◆ What the task asks:
Below are some records; give them all again exactly, but not the pictures.

◆ Raw records:
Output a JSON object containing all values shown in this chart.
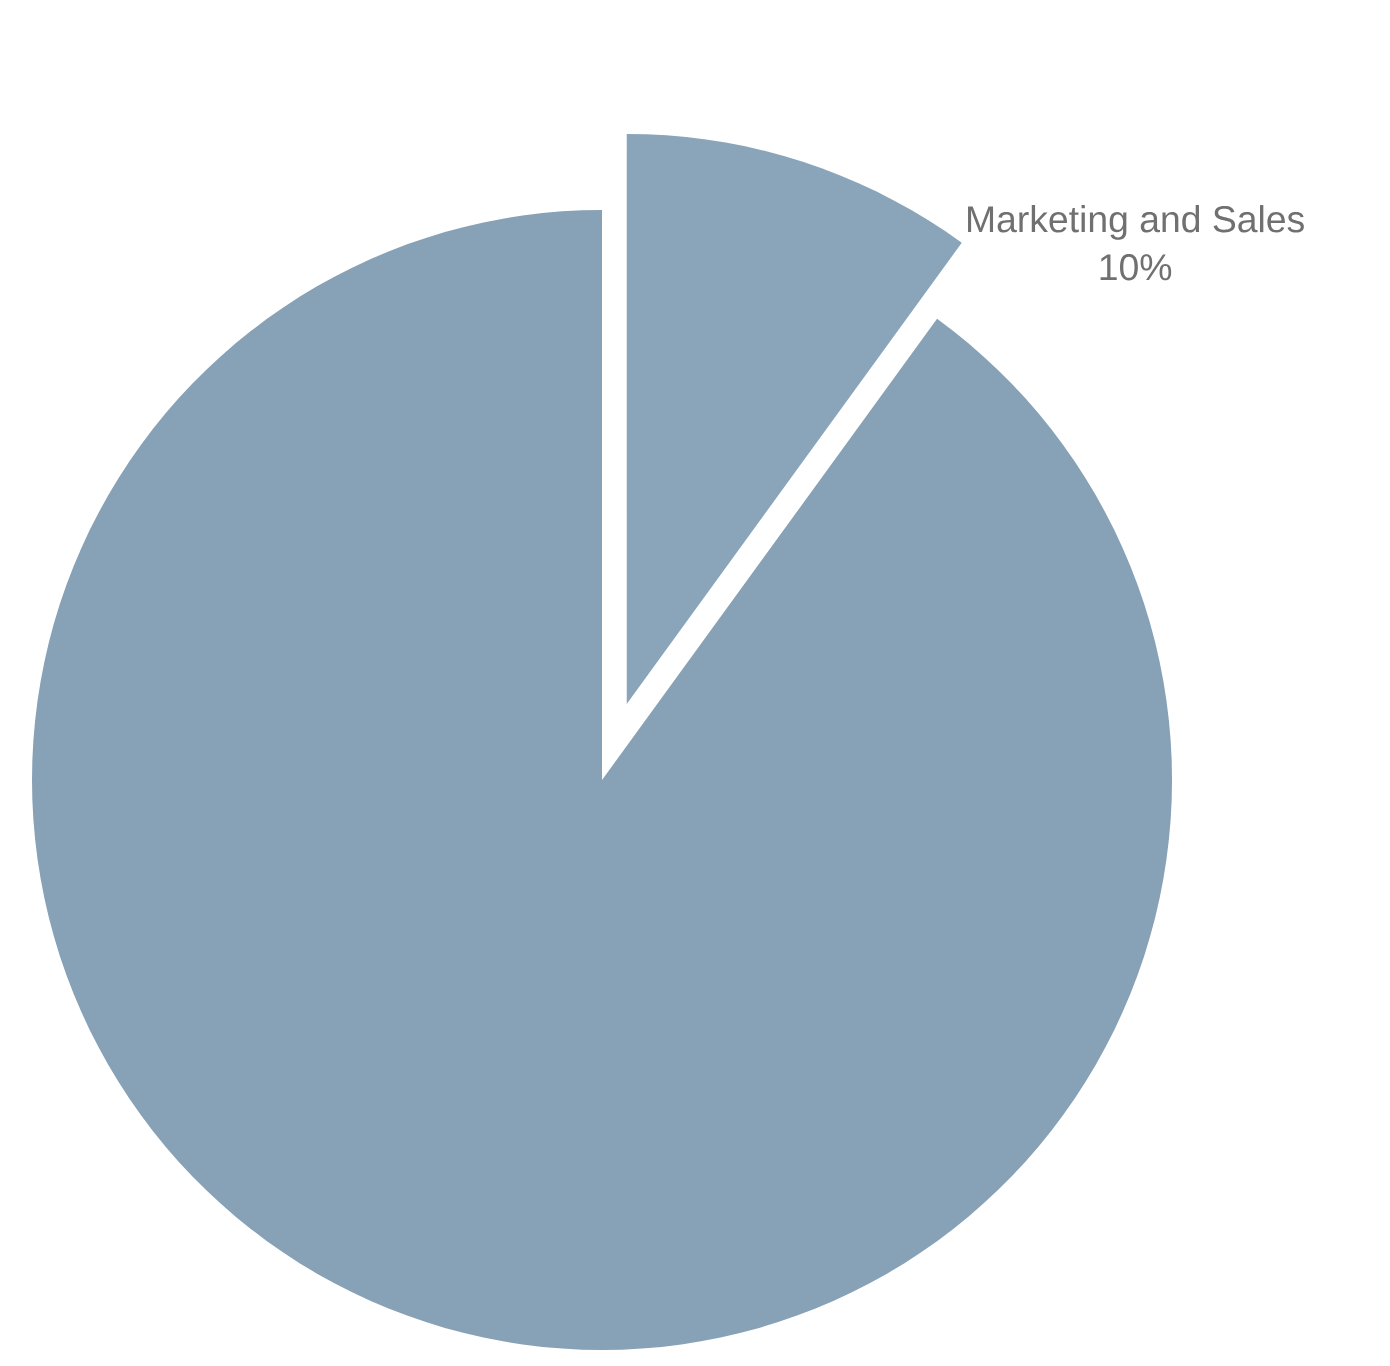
{
  "chart_data": {
    "type": "pie",
    "categories": [
      "Marketing and Sales",
      null
    ],
    "values": [
      10,
      90
    ],
    "value_labels": [
      "10%",
      null
    ],
    "colors": [
      "#8aa5ba",
      "#87a1b6"
    ]
  }
}
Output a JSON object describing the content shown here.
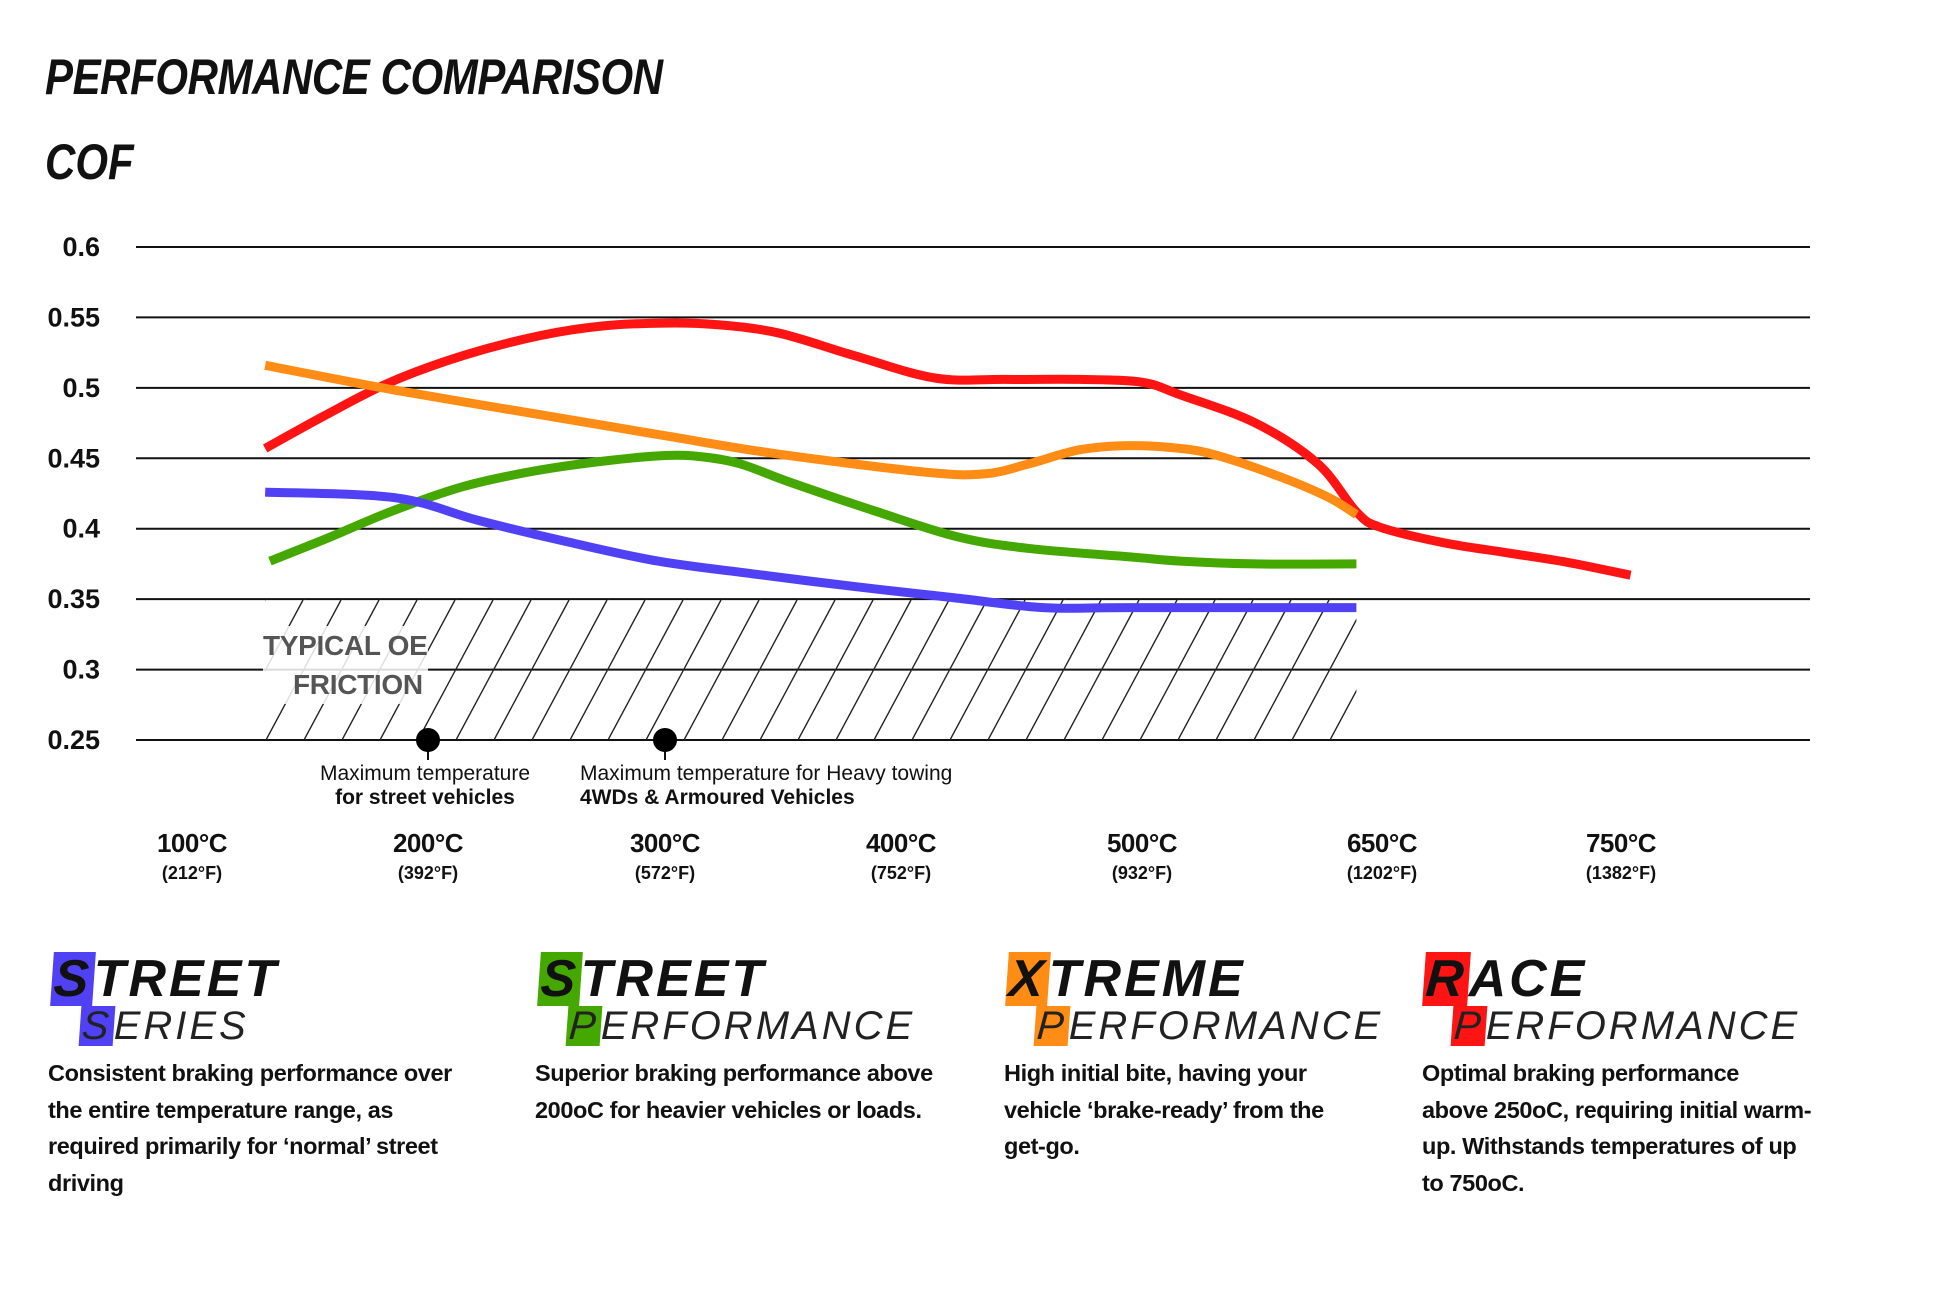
{
  "title": "PERFORMANCE COMPARISON",
  "chart_data": {
    "type": "line",
    "title": "PERFORMANCE COMPARISON",
    "ylabel": "COF",
    "xlabel": "",
    "ylim": [
      0.25,
      0.6
    ],
    "yticks": [
      "0.6",
      "0.55",
      "0.5",
      "0.45",
      "0.4",
      "0.35",
      "0.3",
      "0.25"
    ],
    "ytick_values": [
      0.6,
      0.55,
      0.5,
      0.45,
      0.4,
      0.35,
      0.3,
      0.25
    ],
    "x_unit": "°C",
    "xticks": [
      {
        "c": "100°C",
        "f": "(212°F)",
        "value": 100
      },
      {
        "c": "200°C",
        "f": "(392°F)",
        "value": 200
      },
      {
        "c": "300°C",
        "f": "(572°F)",
        "value": 300
      },
      {
        "c": "400°C",
        "f": "(752°F)",
        "value": 400
      },
      {
        "c": "500°C",
        "f": "(932°F)",
        "value": 500
      },
      {
        "c": "650°C",
        "f": "(1202°F)",
        "value": 650
      },
      {
        "c": "750°C",
        "f": "(1382°F)",
        "value": 750
      }
    ],
    "grid": true,
    "series": [
      {
        "id": "race",
        "color": "#ff1414",
        "x": [
          131,
          157,
          184,
          215,
          247,
          274,
          300,
          321,
          348,
          380,
          414,
          443,
          474,
          500,
          524,
          571,
          610,
          634,
          649,
          676,
          702,
          728,
          754
        ],
        "y": [
          0.457,
          0.481,
          0.504,
          0.523,
          0.537,
          0.544,
          0.546,
          0.545,
          0.539,
          0.523,
          0.507,
          0.506,
          0.506,
          0.504,
          0.495,
          0.475,
          0.446,
          0.412,
          0.401,
          0.39,
          0.383,
          0.376,
          0.367
        ]
      },
      {
        "id": "xtreme",
        "color": "#ff8c14",
        "x": [
          131,
          184,
          247,
          300,
          348,
          411,
          435,
          453,
          474,
          495,
          524,
          547,
          586,
          617,
          634
        ],
        "y": [
          0.516,
          0.499,
          0.481,
          0.466,
          0.453,
          0.44,
          0.439,
          0.446,
          0.456,
          0.459,
          0.457,
          0.452,
          0.437,
          0.422,
          0.41
        ]
      },
      {
        "id": "street-performance",
        "color": "#44a800",
        "x": [
          133,
          157,
          184,
          215,
          245,
          274,
          300,
          316,
          332,
          353,
          390,
          424,
          453,
          495,
          524,
          571,
          634
        ],
        "y": [
          0.377,
          0.393,
          0.412,
          0.43,
          0.441,
          0.448,
          0.452,
          0.451,
          0.446,
          0.433,
          0.412,
          0.394,
          0.386,
          0.38,
          0.377,
          0.375,
          0.375
        ]
      },
      {
        "id": "street-series",
        "color": "#5041f5",
        "x": [
          131,
          186,
          221,
          258,
          297,
          337,
          380,
          422,
          459,
          495,
          634
        ],
        "y": [
          0.426,
          0.422,
          0.406,
          0.391,
          0.377,
          0.368,
          0.359,
          0.351,
          0.344,
          0.344,
          0.344
        ]
      }
    ],
    "band": {
      "label_line1": "TYPICAL OE",
      "label_line2": "FRICTION",
      "x": [
        131,
        634
      ],
      "y": [
        0.25,
        0.35
      ]
    },
    "markers": [
      {
        "x": 200,
        "line1": "Maximum temperature",
        "line2": "for street vehicles"
      },
      {
        "x": 300,
        "line1": "Maximum temperature for Heavy towing",
        "line2": "4WDs & Armoured Vehicles"
      }
    ]
  },
  "legend": [
    {
      "word1_first": "S",
      "word1_rest": "TREET",
      "word2_first": "S",
      "word2_rest": "ERIES",
      "color": "#5041f5",
      "lines": [
        "Consistent braking performance over",
        "the entire temperature range, as",
        "required primarily for ‘normal’ street",
        "driving"
      ]
    },
    {
      "word1_first": "S",
      "word1_rest": "TREET",
      "word2_first": "P",
      "word2_rest": "ERFORMANCE",
      "color": "#44a800",
      "lines": [
        "Superior braking performance above",
        "200oC for heavier vehicles or loads."
      ]
    },
    {
      "word1_first": "X",
      "word1_rest": "TREME",
      "word2_first": "P",
      "word2_rest": "ERFORMANCE",
      "color": "#ff8c14",
      "lines": [
        "High initial bite, having your",
        "vehicle ‘brake-ready’ from the",
        "get-go."
      ]
    },
    {
      "word1_first": "R",
      "word1_rest": "ACE",
      "word2_first": "P",
      "word2_rest": "ERFORMANCE",
      "color": "#ff1414",
      "lines": [
        "Optimal braking performance",
        "above 250oC, requiring initial warm-",
        "up. Withstands temperatures of up",
        "to 750oC."
      ]
    }
  ]
}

◆ Worked answer:
Output a JSON object containing all values shown in this chart.
{
  "chart_data": {
    "type": "pie",
    "categories": [
      "Marketing and Sales",
      null
    ],
    "values": [
      10,
      90
    ],
    "value_labels": [
      "10%",
      null
    ],
    "colors": [
      "#8aa5ba",
      "#87a1b6"
    ]
  }
}
Output a JSON object describing the content shown here.
{
  "title": "PERFORMANCE COMPARISON",
  "chart_data": {
    "type": "line",
    "title": "PERFORMANCE COMPARISON",
    "ylabel": "COF",
    "xlabel": "",
    "ylim": [
      0.25,
      0.6
    ],
    "yticks": [
      "0.6",
      "0.55",
      "0.5",
      "0.45",
      "0.4",
      "0.35",
      "0.3",
      "0.25"
    ],
    "ytick_values": [
      0.6,
      0.55,
      0.5,
      0.45,
      0.4,
      0.35,
      0.3,
      0.25
    ],
    "x_unit": "°C",
    "xticks": [
      {
        "c": "100°C",
        "f": "(212°F)",
        "value": 100
      },
      {
        "c": "200°C",
        "f": "(392°F)",
        "value": 200
      },
      {
        "c": "300°C",
        "f": "(572°F)",
        "value": 300
      },
      {
        "c": "400°C",
        "f": "(752°F)",
        "value": 400
      },
      {
        "c": "500°C",
        "f": "(932°F)",
        "value": 500
      },
      {
        "c": "650°C",
        "f": "(1202°F)",
        "value": 650
      },
      {
        "c": "750°C",
        "f": "(1382°F)",
        "value": 750
      }
    ],
    "grid": true,
    "series": [
      {
        "id": "race",
        "color": "#ff1414",
        "x": [
          131,
          157,
          184,
          215,
          247,
          274,
          300,
          321,
          348,
          380,
          414,
          443,
          474,
          500,
          524,
          571,
          610,
          634,
          649,
          676,
          702,
          728,
          754
        ],
        "y": [
          0.457,
          0.481,
          0.504,
          0.523,
          0.537,
          0.544,
          0.546,
          0.545,
          0.539,
          0.523,
          0.507,
          0.506,
          0.506,
          0.504,
          0.495,
          0.475,
          0.446,
          0.412,
          0.401,
          0.39,
          0.383,
          0.376,
          0.367
        ]
      },
      {
        "id": "xtreme",
        "color": "#ff8c14",
        "x": [
          131,
          184,
          247,
          300,
          348,
          411,
          435,
          453,
          474,
          495,
          524,
          547,
          586,
          617,
          634
        ],
        "y": [
          0.516,
          0.499,
          0.481,
          0.466,
          0.453,
          0.44,
          0.439,
          0.446,
          0.456,
          0.459,
          0.457,
          0.452,
          0.437,
          0.422,
          0.41
        ]
      },
      {
        "id": "street-performance",
        "color": "#44a800",
        "x": [
          133,
          157,
          184,
          215,
          245,
          274,
          300,
          316,
          332,
          353,
          390,
          424,
          453,
          495,
          524,
          571,
          634
        ],
        "y": [
          0.377,
          0.393,
          0.412,
          0.43,
          0.441,
          0.448,
          0.452,
          0.451,
          0.446,
          0.433,
          0.412,
          0.394,
          0.386,
          0.38,
          0.377,
          0.375,
          0.375
        ]
      },
      {
        "id": "street-series",
        "color": "#5041f5",
        "x": [
          131,
          186,
          221,
          258,
          297,
          337,
          380,
          422,
          459,
          495,
          634
        ],
        "y": [
          0.426,
          0.422,
          0.406,
          0.391,
          0.377,
          0.368,
          0.359,
          0.351,
          0.344,
          0.344,
          0.344
        ]
      }
    ],
    "band": {
      "label_line1": "TYPICAL OE",
      "label_line2": "FRICTION",
      "x": [
        131,
        634
      ],
      "y": [
        0.25,
        0.35
      ]
    },
    "markers": [
      {
        "x": 200,
        "line1": "Maximum temperature",
        "line2": "for street vehicles"
      },
      {
        "x": 300,
        "line1": "Maximum temperature for Heavy towing",
        "line2": "4WDs & Armoured Vehicles"
      }
    ]
  },
  "legend": [
    {
      "word1_first": "S",
      "word1_rest": "TREET",
      "word2_first": "S",
      "word2_rest": "ERIES",
      "color": "#5041f5",
      "lines": [
        "Consistent braking performance over",
        "the entire temperature range, as",
        "required primarily for ‘normal’ street",
        "driving"
      ]
    },
    {
      "word1_first": "S",
      "word1_rest": "TREET",
      "word2_first": "P",
      "word2_rest": "ERFORMANCE",
      "color": "#44a800",
      "lines": [
        "Superior braking performance above",
        "200oC for heavier vehicles or loads."
      ]
    },
    {
      "word1_first": "X",
      "word1_rest": "TREME",
      "word2_first": "P",
      "word2_rest": "ERFORMANCE",
      "color": "#ff8c14",
      "lines": [
        "High initial bite, having your",
        "vehicle ‘brake-ready’ from the",
        "get-go."
      ]
    },
    {
      "word1_first": "R",
      "word1_rest": "ACE",
      "word2_first": "P",
      "word2_rest": "ERFORMANCE",
      "color": "#ff1414",
      "lines": [
        "Optimal braking performance",
        "above 250oC, requiring initial warm-",
        "up. Withstands temperatures of up",
        "to 750oC."
      ]
    }
  ]
}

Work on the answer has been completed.